(Part of a data file)
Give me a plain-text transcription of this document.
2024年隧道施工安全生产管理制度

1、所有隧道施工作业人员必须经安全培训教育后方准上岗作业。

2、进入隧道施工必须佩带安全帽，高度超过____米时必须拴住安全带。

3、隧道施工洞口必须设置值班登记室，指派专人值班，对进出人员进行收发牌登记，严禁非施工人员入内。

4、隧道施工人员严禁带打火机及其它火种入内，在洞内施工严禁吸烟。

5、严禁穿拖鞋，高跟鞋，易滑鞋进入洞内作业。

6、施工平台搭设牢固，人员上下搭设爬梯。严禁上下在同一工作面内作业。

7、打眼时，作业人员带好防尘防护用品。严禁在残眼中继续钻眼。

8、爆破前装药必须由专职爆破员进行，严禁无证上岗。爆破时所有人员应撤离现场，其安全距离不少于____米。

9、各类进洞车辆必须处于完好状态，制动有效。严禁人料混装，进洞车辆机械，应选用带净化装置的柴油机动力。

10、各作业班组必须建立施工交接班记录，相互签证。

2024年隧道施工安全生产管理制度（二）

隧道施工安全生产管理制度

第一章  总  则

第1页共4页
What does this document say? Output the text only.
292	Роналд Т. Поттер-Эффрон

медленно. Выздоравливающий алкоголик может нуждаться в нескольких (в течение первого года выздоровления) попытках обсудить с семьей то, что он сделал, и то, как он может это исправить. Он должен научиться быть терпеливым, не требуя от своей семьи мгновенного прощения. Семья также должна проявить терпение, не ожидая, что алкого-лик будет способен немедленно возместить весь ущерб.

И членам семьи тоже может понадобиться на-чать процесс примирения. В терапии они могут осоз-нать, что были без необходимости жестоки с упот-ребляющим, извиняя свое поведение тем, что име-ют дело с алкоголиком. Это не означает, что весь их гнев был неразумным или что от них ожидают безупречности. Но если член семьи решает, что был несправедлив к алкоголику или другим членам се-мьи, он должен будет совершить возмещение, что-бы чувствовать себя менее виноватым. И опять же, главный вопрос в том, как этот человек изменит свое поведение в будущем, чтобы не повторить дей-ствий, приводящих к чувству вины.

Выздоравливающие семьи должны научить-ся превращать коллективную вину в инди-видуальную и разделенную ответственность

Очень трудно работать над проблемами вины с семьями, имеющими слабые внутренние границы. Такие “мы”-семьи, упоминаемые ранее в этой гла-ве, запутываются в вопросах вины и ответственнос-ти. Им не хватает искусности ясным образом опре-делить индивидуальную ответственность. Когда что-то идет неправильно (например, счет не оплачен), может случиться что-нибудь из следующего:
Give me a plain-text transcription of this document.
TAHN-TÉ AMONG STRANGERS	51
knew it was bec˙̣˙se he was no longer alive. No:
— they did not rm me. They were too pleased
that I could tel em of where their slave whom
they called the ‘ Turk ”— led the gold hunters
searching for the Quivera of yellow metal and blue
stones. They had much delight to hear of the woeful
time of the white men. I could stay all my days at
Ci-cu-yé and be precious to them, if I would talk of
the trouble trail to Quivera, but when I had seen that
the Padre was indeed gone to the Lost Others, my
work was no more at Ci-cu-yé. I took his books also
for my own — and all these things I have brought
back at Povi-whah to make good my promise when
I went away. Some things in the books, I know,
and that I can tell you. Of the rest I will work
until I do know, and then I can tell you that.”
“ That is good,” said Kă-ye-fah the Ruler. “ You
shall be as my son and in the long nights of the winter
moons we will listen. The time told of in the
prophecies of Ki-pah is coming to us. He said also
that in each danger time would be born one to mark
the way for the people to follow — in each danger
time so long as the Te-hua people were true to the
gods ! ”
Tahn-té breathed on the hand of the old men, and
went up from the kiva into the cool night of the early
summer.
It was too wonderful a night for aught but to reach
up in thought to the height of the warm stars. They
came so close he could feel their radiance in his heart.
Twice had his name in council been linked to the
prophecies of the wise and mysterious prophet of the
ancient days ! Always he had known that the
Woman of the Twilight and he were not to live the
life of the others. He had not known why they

**What is required:** Look through the data above. Each line containing the word "будет" needs to be copied.

**Solution to this task:**
медленно. Выздоравливающий алкоголик может нуждаться в нескольких (в течение первого года выздоровления) попытках обсудить с семьей то, что он сделал, и то, как он может это исправить. Он должен научиться быть терпеливым, не требуя от своей семьи мгновенного прощения. Семья также должна проявить терпение, не ожидая, что алкого-лик будет способен немедленно возместить весь ущерб.
И членам семьи тоже может понадобиться на-чать процесс примирения. В терапии они могут осоз-нать, что были без необходимости жестоки с упот-ребляющим, извиняя свое поведение тем, что име-ют дело с алкоголиком. Это не означает, что весь их гнев был неразумным или что от них ожидают безупречности. Но если член семьи решает, что был несправедлив к алкоголику или другим членам се-мьи, он должен будет совершить возмещение, что-бы чувствовать себя менее виноватым. И опять же, главный вопрос в том, как этот человек изменит свое поведение в будущем, чтобы не повторить дей-ствий, приводящих к чувству вины.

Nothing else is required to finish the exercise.